• **GIVEN EXERCISE**:
Only a number is wanted: how many lines in the records below contain "avenue"?

☆ ☆ ☆ ☆ ☆

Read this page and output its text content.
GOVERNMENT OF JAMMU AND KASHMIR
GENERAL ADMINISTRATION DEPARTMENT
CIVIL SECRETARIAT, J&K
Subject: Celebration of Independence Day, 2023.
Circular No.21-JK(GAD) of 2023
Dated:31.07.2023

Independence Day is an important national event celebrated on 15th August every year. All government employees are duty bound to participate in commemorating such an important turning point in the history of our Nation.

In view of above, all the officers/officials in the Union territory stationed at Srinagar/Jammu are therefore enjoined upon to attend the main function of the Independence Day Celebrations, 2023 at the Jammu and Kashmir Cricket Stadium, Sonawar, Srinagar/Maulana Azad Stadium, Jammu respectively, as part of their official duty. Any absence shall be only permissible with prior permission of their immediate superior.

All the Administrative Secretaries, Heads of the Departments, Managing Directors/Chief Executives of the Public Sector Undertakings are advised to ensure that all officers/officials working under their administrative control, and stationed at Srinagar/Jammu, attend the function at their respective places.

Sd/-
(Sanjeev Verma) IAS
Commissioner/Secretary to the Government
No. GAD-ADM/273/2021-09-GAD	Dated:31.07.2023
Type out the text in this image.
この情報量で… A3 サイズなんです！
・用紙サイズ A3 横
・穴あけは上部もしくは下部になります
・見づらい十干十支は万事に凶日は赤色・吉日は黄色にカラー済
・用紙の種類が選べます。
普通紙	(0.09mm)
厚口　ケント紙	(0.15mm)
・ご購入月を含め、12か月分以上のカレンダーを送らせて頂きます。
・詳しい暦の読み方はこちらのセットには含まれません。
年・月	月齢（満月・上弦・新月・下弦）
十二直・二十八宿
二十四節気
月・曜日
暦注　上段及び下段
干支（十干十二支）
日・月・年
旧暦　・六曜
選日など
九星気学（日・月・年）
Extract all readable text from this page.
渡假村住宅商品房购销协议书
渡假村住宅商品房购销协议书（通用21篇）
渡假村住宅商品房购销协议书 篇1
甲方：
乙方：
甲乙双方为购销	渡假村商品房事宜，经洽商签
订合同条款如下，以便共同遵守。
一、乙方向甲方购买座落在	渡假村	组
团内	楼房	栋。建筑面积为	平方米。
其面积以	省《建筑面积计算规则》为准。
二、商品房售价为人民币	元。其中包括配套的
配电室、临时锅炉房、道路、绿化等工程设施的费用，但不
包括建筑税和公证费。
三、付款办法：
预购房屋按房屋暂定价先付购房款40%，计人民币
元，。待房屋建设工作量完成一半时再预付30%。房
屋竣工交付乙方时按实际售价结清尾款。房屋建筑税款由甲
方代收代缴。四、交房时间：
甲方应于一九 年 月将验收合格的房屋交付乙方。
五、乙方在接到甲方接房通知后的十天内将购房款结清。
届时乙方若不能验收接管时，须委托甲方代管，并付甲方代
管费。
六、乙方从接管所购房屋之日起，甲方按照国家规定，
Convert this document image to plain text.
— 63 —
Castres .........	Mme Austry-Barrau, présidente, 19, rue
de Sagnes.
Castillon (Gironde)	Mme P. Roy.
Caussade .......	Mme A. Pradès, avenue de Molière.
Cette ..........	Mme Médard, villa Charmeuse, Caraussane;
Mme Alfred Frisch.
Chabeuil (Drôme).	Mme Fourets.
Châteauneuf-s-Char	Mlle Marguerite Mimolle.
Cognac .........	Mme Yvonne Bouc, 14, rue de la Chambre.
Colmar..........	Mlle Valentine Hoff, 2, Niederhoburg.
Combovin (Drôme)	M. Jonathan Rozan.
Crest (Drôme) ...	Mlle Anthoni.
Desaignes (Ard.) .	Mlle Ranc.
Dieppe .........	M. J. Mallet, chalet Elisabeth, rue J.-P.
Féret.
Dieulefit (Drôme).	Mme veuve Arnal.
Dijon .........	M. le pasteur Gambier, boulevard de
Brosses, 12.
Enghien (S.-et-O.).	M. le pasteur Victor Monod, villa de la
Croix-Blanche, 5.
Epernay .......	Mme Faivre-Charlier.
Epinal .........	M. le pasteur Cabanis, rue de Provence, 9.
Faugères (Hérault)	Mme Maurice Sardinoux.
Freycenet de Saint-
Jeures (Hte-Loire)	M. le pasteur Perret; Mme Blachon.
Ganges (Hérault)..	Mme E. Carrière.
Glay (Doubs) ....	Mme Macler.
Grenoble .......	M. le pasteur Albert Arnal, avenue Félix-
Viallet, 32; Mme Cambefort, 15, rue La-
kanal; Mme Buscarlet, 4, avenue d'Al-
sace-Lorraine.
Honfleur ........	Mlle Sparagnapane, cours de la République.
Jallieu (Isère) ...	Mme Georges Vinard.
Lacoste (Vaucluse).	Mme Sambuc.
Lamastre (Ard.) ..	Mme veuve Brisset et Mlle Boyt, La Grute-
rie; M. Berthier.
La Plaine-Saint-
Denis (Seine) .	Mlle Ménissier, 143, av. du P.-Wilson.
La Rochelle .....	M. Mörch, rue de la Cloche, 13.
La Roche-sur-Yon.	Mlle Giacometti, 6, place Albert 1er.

☆ ☆ ☆ ☆ ☆

• **FINAL RESULT**:
3